'''

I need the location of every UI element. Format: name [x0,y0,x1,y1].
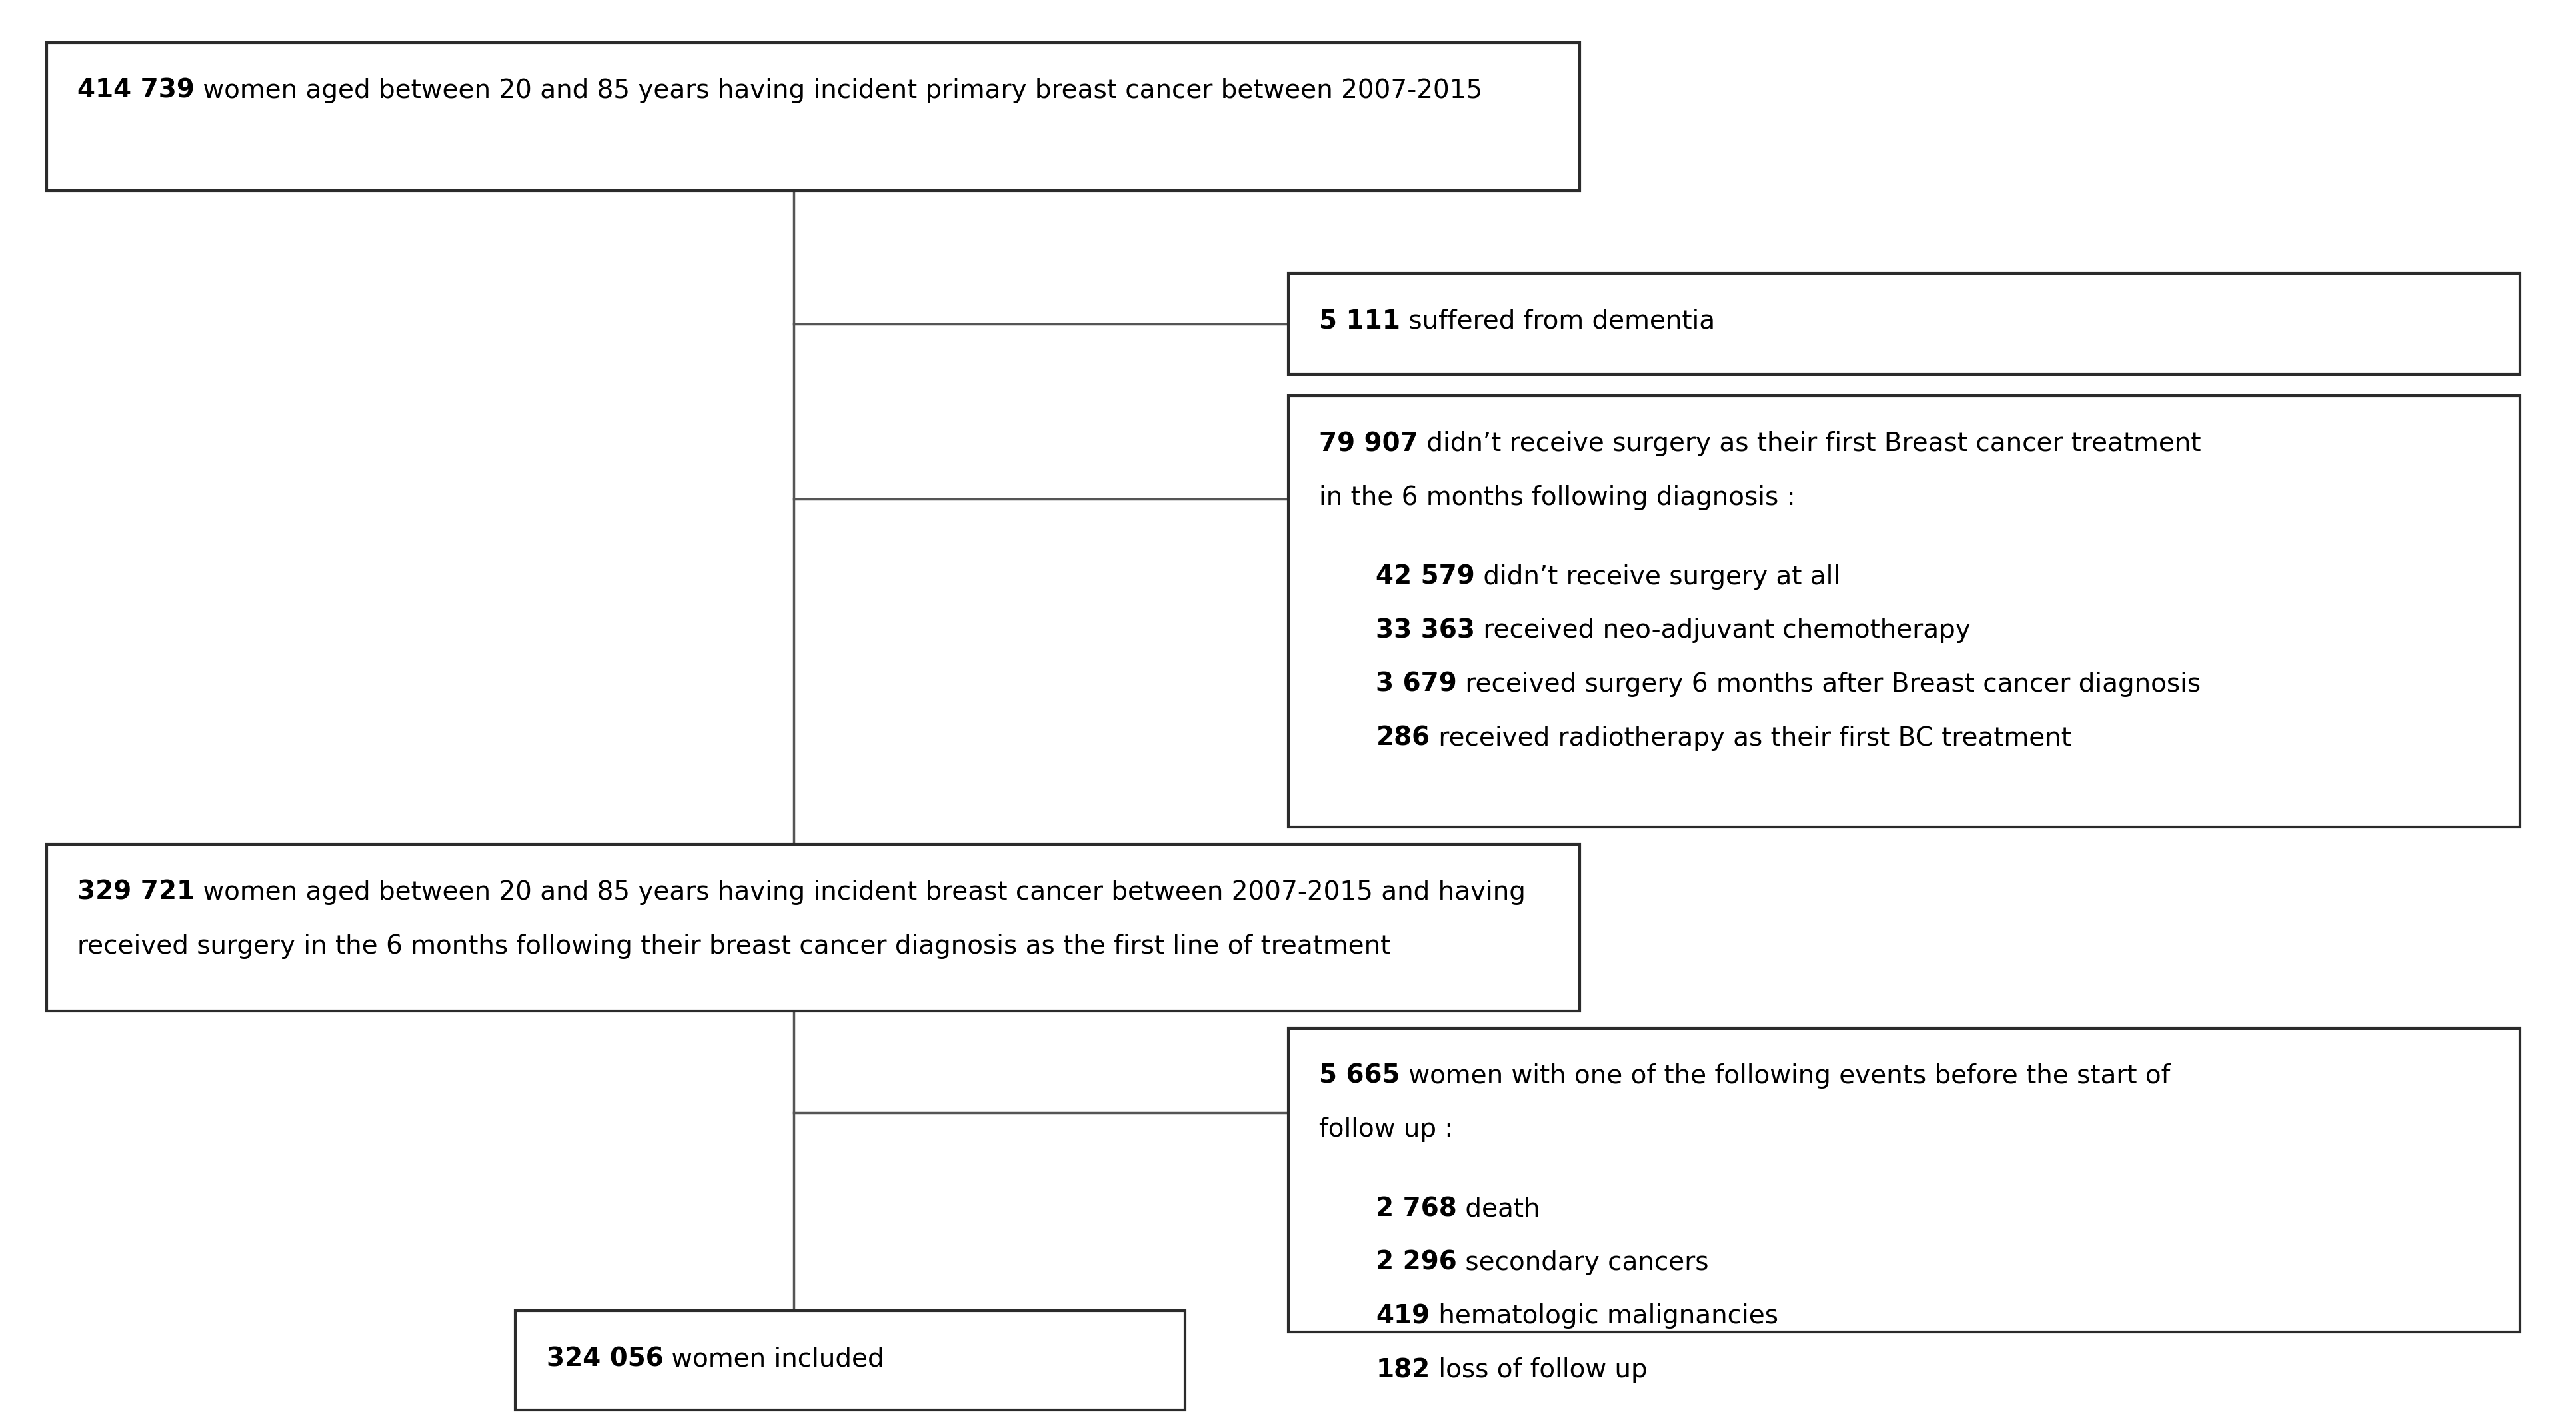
Text: 42 579: 42 579 [1376,564,1473,590]
Text: women with one of the following events before the start of: women with one of the following events b… [1399,1063,2169,1089]
Text: didn’t receive surgery as their first Breast cancer treatment: didn’t receive surgery as their first Br… [1417,431,2200,457]
FancyBboxPatch shape [1288,1028,2519,1332]
Text: 419: 419 [1376,1304,1430,1329]
Text: women included: women included [662,1346,884,1372]
FancyBboxPatch shape [1288,396,2519,827]
Text: 286: 286 [1376,725,1430,751]
FancyBboxPatch shape [515,1311,1185,1410]
FancyBboxPatch shape [46,844,1579,1011]
Text: 329 721: 329 721 [77,880,196,905]
Text: received surgery 6 months after Breast cancer diagnosis: received surgery 6 months after Breast c… [1455,672,2200,697]
Text: 79 907: 79 907 [1319,431,1417,457]
Text: 33 363: 33 363 [1376,618,1476,643]
Text: 182: 182 [1376,1357,1430,1383]
Text: received neo-adjuvant chemotherapy: received neo-adjuvant chemotherapy [1476,618,1971,643]
Text: didn’t receive surgery at all: didn’t receive surgery at all [1473,564,1839,590]
Text: suffered from dementia: suffered from dementia [1401,308,1716,334]
FancyBboxPatch shape [46,42,1579,191]
Text: 5 665: 5 665 [1319,1063,1399,1089]
Text: loss of follow up: loss of follow up [1430,1357,1646,1383]
Text: hematologic malignancies: hematologic malignancies [1430,1304,1777,1329]
Text: received radiotherapy as their first BC treatment: received radiotherapy as their first BC … [1430,725,2071,751]
Text: 2 768: 2 768 [1376,1196,1455,1222]
Text: received surgery in the 6 months following their breast cancer diagnosis as the : received surgery in the 6 months followi… [77,933,1391,959]
Text: in the 6 months following diagnosis :: in the 6 months following diagnosis : [1319,485,1795,510]
Text: 5 111: 5 111 [1319,308,1401,334]
Text: 3 679: 3 679 [1376,672,1455,697]
Text: 324 056: 324 056 [546,1346,662,1372]
Text: death: death [1455,1196,1540,1222]
Text: follow up :: follow up : [1319,1117,1453,1143]
Text: women aged between 20 and 85 years having incident primary breast cancer between: women aged between 20 and 85 years havin… [193,78,1481,103]
Text: 414 739: 414 739 [77,78,193,103]
Text: 2 296: 2 296 [1376,1250,1455,1275]
Text: women aged between 20 and 85 years having incident breast cancer between 2007-20: women aged between 20 and 85 years havin… [196,880,1525,905]
FancyBboxPatch shape [1288,273,2519,375]
Text: secondary cancers: secondary cancers [1455,1250,1708,1275]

'''

▶ [Stated exercise]: How many lines of the records above contain the word "shape", matching case exactly? Reply with only the number.

▶ [Task result]: 6